■ **Directions**
Find the lines below holding the word "frac" and copy each of them.

■ **Input**
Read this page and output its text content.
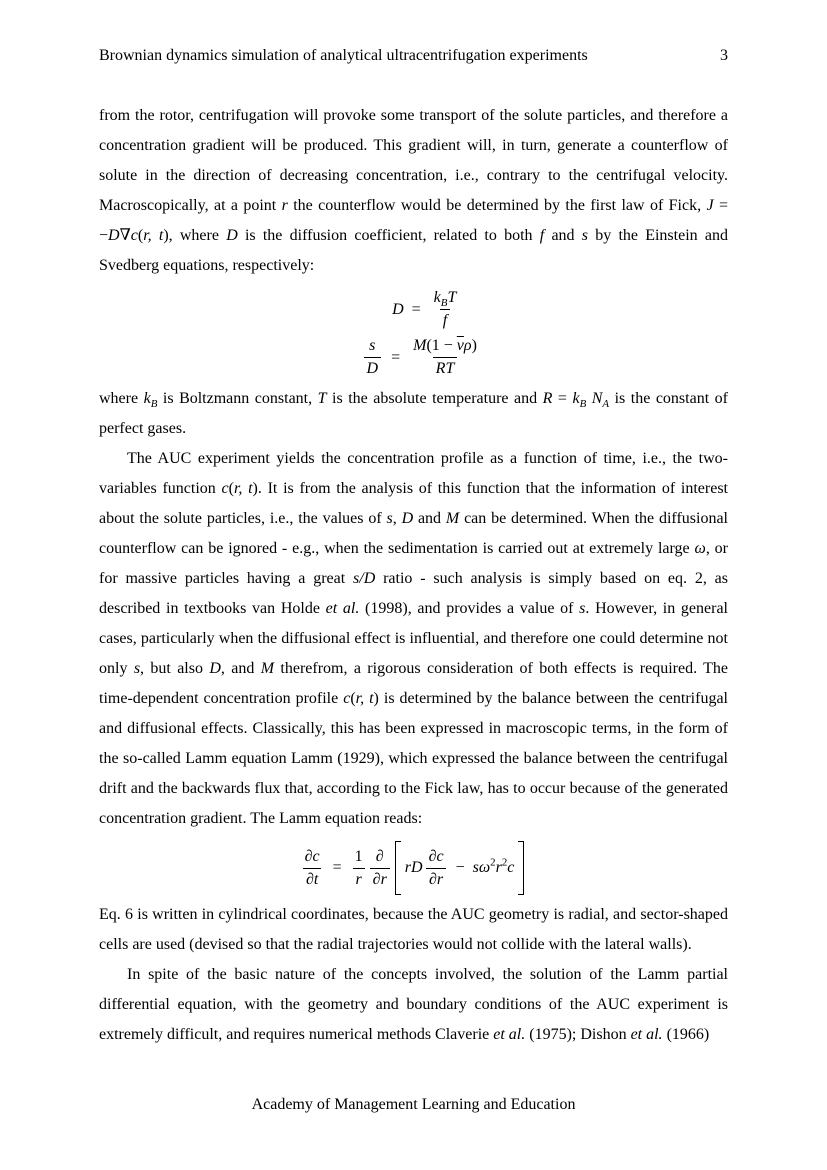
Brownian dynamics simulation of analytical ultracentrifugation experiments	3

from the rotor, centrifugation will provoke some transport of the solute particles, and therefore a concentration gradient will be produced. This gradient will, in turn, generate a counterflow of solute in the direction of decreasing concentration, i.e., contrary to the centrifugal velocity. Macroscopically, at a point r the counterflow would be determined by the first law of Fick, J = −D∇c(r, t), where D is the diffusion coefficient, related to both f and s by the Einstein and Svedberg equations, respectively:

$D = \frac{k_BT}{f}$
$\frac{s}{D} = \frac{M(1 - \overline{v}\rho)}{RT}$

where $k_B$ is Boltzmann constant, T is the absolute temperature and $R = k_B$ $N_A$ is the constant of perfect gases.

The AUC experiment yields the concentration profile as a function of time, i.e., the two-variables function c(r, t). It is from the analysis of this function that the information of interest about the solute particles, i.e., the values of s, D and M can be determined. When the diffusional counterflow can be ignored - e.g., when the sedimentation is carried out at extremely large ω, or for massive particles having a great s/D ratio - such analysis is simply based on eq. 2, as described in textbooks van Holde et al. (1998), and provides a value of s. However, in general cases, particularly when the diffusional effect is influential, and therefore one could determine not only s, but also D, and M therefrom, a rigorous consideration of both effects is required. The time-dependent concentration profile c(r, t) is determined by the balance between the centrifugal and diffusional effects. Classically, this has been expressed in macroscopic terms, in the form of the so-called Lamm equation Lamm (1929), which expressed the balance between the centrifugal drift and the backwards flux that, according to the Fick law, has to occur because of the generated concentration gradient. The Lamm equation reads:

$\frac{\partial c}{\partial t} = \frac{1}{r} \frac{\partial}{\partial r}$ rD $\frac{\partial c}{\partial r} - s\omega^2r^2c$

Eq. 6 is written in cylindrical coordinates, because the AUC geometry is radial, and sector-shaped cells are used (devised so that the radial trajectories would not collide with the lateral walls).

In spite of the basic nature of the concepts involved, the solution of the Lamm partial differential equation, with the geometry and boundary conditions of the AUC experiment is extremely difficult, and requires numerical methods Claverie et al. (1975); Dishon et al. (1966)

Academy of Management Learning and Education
* * *
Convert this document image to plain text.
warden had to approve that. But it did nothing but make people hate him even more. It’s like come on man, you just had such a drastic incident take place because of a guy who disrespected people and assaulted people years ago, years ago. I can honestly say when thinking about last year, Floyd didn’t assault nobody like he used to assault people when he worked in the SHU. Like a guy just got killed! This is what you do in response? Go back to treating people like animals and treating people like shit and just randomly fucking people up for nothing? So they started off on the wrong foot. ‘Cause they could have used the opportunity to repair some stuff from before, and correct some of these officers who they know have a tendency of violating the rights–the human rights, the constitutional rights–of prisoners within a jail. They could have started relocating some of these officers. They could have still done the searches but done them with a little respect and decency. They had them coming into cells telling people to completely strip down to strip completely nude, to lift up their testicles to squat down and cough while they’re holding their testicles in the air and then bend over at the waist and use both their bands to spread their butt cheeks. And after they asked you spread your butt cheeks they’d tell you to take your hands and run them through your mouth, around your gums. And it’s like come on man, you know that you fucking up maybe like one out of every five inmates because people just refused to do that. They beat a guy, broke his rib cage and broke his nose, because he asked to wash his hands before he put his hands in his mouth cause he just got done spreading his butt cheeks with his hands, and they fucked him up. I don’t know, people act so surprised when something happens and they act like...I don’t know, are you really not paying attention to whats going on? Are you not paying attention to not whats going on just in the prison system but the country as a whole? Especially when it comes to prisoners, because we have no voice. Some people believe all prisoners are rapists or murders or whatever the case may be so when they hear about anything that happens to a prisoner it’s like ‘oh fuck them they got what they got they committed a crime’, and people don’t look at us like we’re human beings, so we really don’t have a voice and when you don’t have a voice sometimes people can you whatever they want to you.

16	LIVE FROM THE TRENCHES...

■ **Written answer**
$D = \frac{k_BT}{f}$
$\frac{s}{D} = \frac{M(1 - \overline{v}\rho)}{RT}$
$\frac{\partial c}{\partial t} = \frac{1}{r} \frac{\partial}{\partial r}$ rD $\frac{\partial c}{\partial r} - s\omega^2r^2c$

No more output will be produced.